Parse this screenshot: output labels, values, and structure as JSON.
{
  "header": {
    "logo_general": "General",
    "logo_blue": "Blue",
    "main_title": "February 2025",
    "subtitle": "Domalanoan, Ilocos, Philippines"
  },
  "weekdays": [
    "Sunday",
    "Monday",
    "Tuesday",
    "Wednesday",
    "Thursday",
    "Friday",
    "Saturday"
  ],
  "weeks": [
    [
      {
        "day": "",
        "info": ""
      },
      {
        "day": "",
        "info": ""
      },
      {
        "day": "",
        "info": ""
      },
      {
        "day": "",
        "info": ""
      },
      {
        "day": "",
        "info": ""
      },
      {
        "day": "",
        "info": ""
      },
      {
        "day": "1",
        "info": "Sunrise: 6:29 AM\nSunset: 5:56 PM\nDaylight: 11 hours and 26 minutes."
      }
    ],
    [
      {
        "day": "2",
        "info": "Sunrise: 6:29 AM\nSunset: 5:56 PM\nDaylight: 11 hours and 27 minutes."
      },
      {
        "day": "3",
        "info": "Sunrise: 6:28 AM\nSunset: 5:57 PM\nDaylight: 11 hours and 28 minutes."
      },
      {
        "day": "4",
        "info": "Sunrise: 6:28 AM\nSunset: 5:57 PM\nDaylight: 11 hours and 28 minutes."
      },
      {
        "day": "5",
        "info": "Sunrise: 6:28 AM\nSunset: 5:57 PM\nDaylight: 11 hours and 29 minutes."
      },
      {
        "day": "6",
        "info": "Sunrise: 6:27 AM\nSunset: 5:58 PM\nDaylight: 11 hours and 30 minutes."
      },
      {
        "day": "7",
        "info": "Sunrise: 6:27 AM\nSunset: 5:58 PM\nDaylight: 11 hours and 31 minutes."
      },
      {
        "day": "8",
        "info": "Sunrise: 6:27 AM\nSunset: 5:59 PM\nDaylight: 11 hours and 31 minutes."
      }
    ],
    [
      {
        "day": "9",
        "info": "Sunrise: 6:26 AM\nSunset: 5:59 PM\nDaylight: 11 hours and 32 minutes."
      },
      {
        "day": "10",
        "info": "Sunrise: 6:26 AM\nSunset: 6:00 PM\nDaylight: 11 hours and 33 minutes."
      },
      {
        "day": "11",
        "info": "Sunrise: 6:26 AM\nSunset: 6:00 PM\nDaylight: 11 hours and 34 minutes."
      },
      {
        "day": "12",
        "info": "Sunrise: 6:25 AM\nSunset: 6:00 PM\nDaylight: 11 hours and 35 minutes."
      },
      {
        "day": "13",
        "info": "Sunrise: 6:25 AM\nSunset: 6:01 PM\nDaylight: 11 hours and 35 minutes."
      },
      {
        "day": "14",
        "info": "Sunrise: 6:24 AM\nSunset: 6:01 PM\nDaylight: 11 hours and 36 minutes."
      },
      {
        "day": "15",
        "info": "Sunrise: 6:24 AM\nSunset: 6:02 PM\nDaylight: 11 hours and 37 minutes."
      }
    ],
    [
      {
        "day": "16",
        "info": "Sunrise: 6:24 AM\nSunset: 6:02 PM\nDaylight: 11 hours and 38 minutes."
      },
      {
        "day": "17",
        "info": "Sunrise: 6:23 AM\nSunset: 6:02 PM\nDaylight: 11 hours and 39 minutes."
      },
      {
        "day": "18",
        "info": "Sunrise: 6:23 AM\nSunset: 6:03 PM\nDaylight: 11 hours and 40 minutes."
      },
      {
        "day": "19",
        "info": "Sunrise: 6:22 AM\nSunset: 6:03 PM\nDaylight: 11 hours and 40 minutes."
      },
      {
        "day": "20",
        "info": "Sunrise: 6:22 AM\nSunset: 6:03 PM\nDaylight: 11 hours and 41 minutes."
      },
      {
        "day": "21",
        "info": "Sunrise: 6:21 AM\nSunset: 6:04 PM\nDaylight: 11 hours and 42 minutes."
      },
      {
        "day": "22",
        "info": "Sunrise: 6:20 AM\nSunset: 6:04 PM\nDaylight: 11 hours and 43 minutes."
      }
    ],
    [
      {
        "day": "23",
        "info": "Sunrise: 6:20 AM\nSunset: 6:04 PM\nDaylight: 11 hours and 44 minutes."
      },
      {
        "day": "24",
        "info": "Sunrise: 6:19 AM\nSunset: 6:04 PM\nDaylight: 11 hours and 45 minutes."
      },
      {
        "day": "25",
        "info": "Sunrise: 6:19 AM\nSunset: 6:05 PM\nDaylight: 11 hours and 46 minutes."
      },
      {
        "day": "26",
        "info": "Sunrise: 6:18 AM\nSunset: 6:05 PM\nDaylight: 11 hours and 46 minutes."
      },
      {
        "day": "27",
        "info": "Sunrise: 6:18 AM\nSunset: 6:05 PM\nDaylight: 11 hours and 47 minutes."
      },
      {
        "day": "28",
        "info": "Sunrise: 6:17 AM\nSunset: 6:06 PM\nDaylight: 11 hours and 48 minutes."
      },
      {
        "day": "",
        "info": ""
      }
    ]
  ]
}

········

- Task goal -
Write out every entry above, word for word.

- Answer below -
Parse this screenshot: output labels, values, and structure as JSON.
{
  "header": {
    "logo_general": "General",
    "logo_blue": "Blue",
    "main_title": "February 2025",
    "subtitle": "Domalanoan, Ilocos, Philippines"
  },
  "weekdays": [
    "Sunday",
    "Monday",
    "Tuesday",
    "Wednesday",
    "Thursday",
    "Friday",
    "Saturday"
  ],
  "weeks": [
    [
      {
        "day": "",
        "info": ""
      },
      {
        "day": "",
        "info": ""
      },
      {
        "day": "",
        "info": ""
      },
      {
        "day": "",
        "info": ""
      },
      {
        "day": "",
        "info": ""
      },
      {
        "day": "",
        "info": ""
      },
      {
        "day": "1",
        "info": "Sunrise: 6:29 AM\nSunset: 5:56 PM\nDaylight: 11 hours and 26 minutes."
      }
    ],
    [
      {
        "day": "2",
        "info": "Sunrise: 6:29 AM\nSunset: 5:56 PM\nDaylight: 11 hours and 27 minutes."
      },
      {
        "day": "3",
        "info": "Sunrise: 6:28 AM\nSunset: 5:57 PM\nDaylight: 11 hours and 28 minutes."
      },
      {
        "day": "4",
        "info": "Sunrise: 6:28 AM\nSunset: 5:57 PM\nDaylight: 11 hours and 28 minutes."
      },
      {
        "day": "5",
        "info": "Sunrise: 6:28 AM\nSunset: 5:57 PM\nDaylight: 11 hours and 29 minutes."
      },
      {
        "day": "6",
        "info": "Sunrise: 6:27 AM\nSunset: 5:58 PM\nDaylight: 11 hours and 30 minutes."
      },
      {
        "day": "7",
        "info": "Sunrise: 6:27 AM\nSunset: 5:58 PM\nDaylight: 11 hours and 31 minutes."
      },
      {
        "day": "8",
        "info": "Sunrise: 6:27 AM\nSunset: 5:59 PM\nDaylight: 11 hours and 31 minutes."
      }
    ],
    [
      {
        "day": "9",
        "info": "Sunrise: 6:26 AM\nSunset: 5:59 PM\nDaylight: 11 hours and 32 minutes."
      },
      {
        "day": "10",
        "info": "Sunrise: 6:26 AM\nSunset: 6:00 PM\nDaylight: 11 hours and 33 minutes."
      },
      {
        "day": "11",
        "info": "Sunrise: 6:26 AM\nSunset: 6:00 PM\nDaylight: 11 hours and 34 minutes."
      },
      {
        "day": "12",
        "info": "Sunrise: 6:25 AM\nSunset: 6:00 PM\nDaylight: 11 hours and 35 minutes."
      },
      {
        "day": "13",
        "info": "Sunrise: 6:25 AM\nSunset: 6:01 PM\nDaylight: 11 hours and 35 minutes."
      },
      {
        "day": "14",
        "info": "Sunrise: 6:24 AM\nSunset: 6:01 PM\nDaylight: 11 hours and 36 minutes."
      },
      {
        "day": "15",
        "info": "Sunrise: 6:24 AM\nSunset: 6:02 PM\nDaylight: 11 hours and 37 minutes."
      }
    ],
    [
      {
        "day": "16",
        "info": "Sunrise: 6:24 AM\nSunset: 6:02 PM\nDaylight: 11 hours and 38 minutes."
      },
      {
        "day": "17",
        "info": "Sunrise: 6:23 AM\nSunset: 6:02 PM\nDaylight: 11 hours and 39 minutes."
      },
      {
        "day": "18",
        "info": "Sunrise: 6:23 AM\nSunset: 6:03 PM\nDaylight: 11 hours and 40 minutes."
      },
      {
        "day": "19",
        "info": "Sunrise: 6:22 AM\nSunset: 6:03 PM\nDaylight: 11 hours and 40 minutes."
      },
      {
        "day": "20",
        "info": "Sunrise: 6:22 AM\nSunset: 6:03 PM\nDaylight: 11 hours and 41 minutes."
      },
      {
        "day": "21",
        "info": "Sunrise: 6:21 AM\nSunset: 6:04 PM\nDaylight: 11 hours and 42 minutes."
      },
      {
        "day": "22",
        "info": "Sunrise: 6:20 AM\nSunset: 6:04 PM\nDaylight: 11 hours and 43 minutes."
      }
    ],
    [
      {
        "day": "23",
        "info": "Sunrise: 6:20 AM\nSunset: 6:04 PM\nDaylight: 11 hours and 44 minutes."
      },
      {
        "day": "24",
        "info": "Sunrise: 6:19 AM\nSunset: 6:04 PM\nDaylight: 11 hours and 45 minutes."
      },
      {
        "day": "25",
        "info": "Sunrise: 6:19 AM\nSunset: 6:05 PM\nDaylight: 11 hours and 46 minutes."
      },
      {
        "day": "26",
        "info": "Sunrise: 6:18 AM\nSunset: 6:05 PM\nDaylight: 11 hours and 46 minutes."
      },
      {
        "day": "27",
        "info": "Sunrise: 6:18 AM\nSunset: 6:05 PM\nDaylight: 11 hours and 47 minutes."
      },
      {
        "day": "28",
        "info": "Sunrise: 6:17 AM\nSunset: 6:06 PM\nDaylight: 11 hours and 48 minutes."
      },
      {
        "day": "",
        "info": ""
      }
    ]
  ]
}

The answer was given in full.